■ **Set problem**
The records underneath are to be repeated exactly, with the pictures left out.

■ **Data extract**
--------------------------------

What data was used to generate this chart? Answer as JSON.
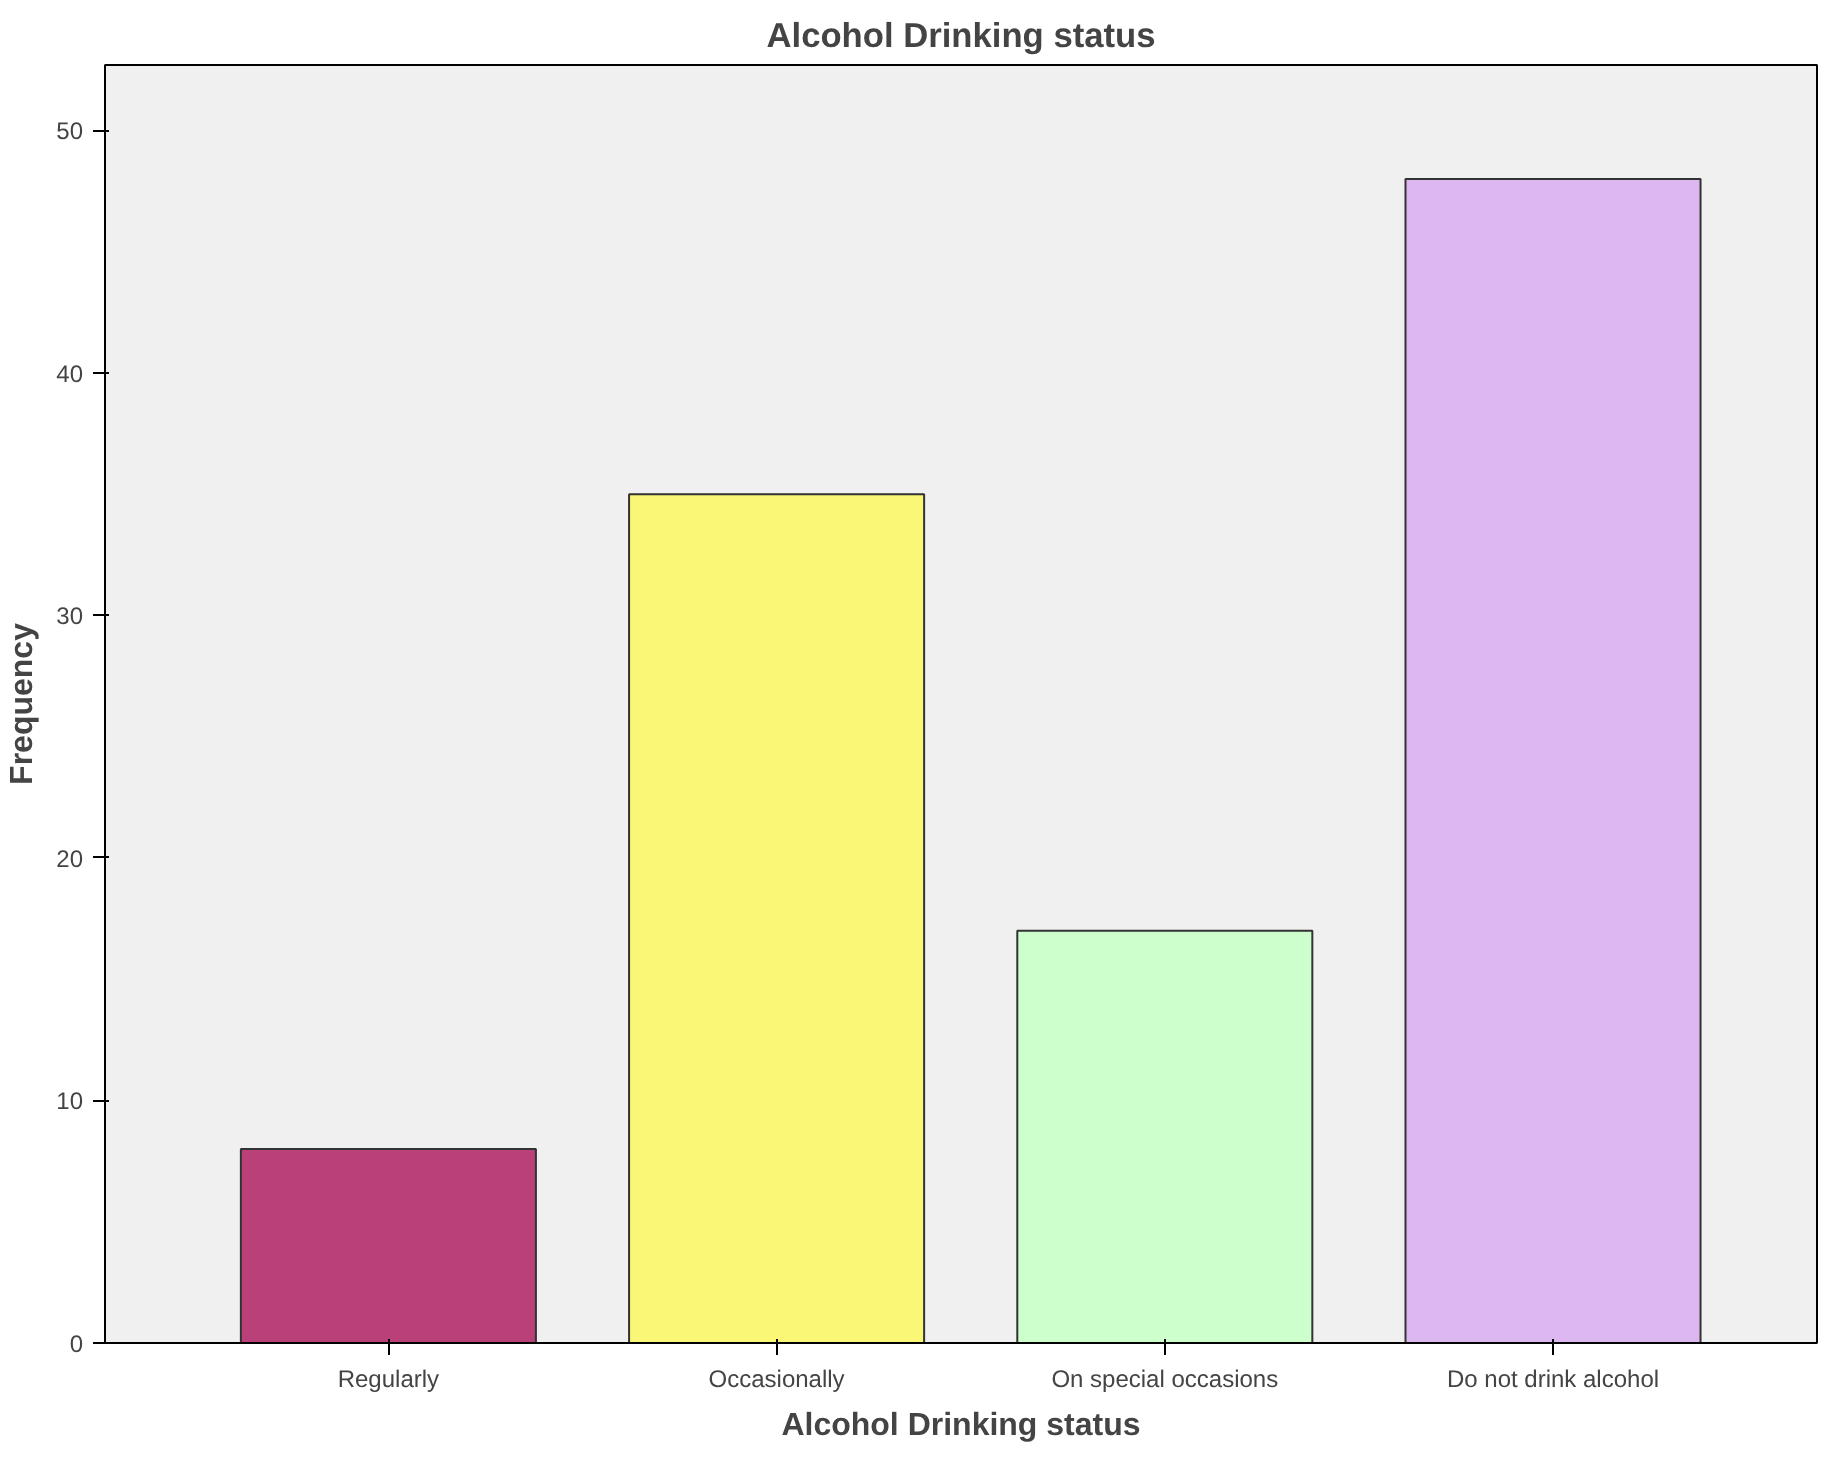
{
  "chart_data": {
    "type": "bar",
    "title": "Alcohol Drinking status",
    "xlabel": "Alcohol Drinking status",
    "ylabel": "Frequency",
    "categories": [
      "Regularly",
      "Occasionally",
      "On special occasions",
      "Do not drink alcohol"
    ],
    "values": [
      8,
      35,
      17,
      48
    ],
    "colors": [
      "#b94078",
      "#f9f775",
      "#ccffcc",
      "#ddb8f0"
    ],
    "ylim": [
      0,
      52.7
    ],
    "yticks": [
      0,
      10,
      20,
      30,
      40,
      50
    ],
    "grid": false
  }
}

--------------------------------

■ **Solution below**
What data was used to generate this chart? Answer as JSON.
{
  "chart_data": {
    "type": "bar",
    "title": "Alcohol Drinking status",
    "xlabel": "Alcohol Drinking status",
    "ylabel": "Frequency",
    "categories": [
      "Regularly",
      "Occasionally",
      "On special occasions",
      "Do not drink alcohol"
    ],
    "values": [
      8,
      35,
      17,
      48
    ],
    "colors": [
      "#b94078",
      "#f9f775",
      "#ccffcc",
      "#ddb8f0"
    ],
    "ylim": [
      0,
      52.7
    ],
    "yticks": [
      0,
      10,
      20,
      30,
      40,
      50
    ],
    "grid": false
  }
}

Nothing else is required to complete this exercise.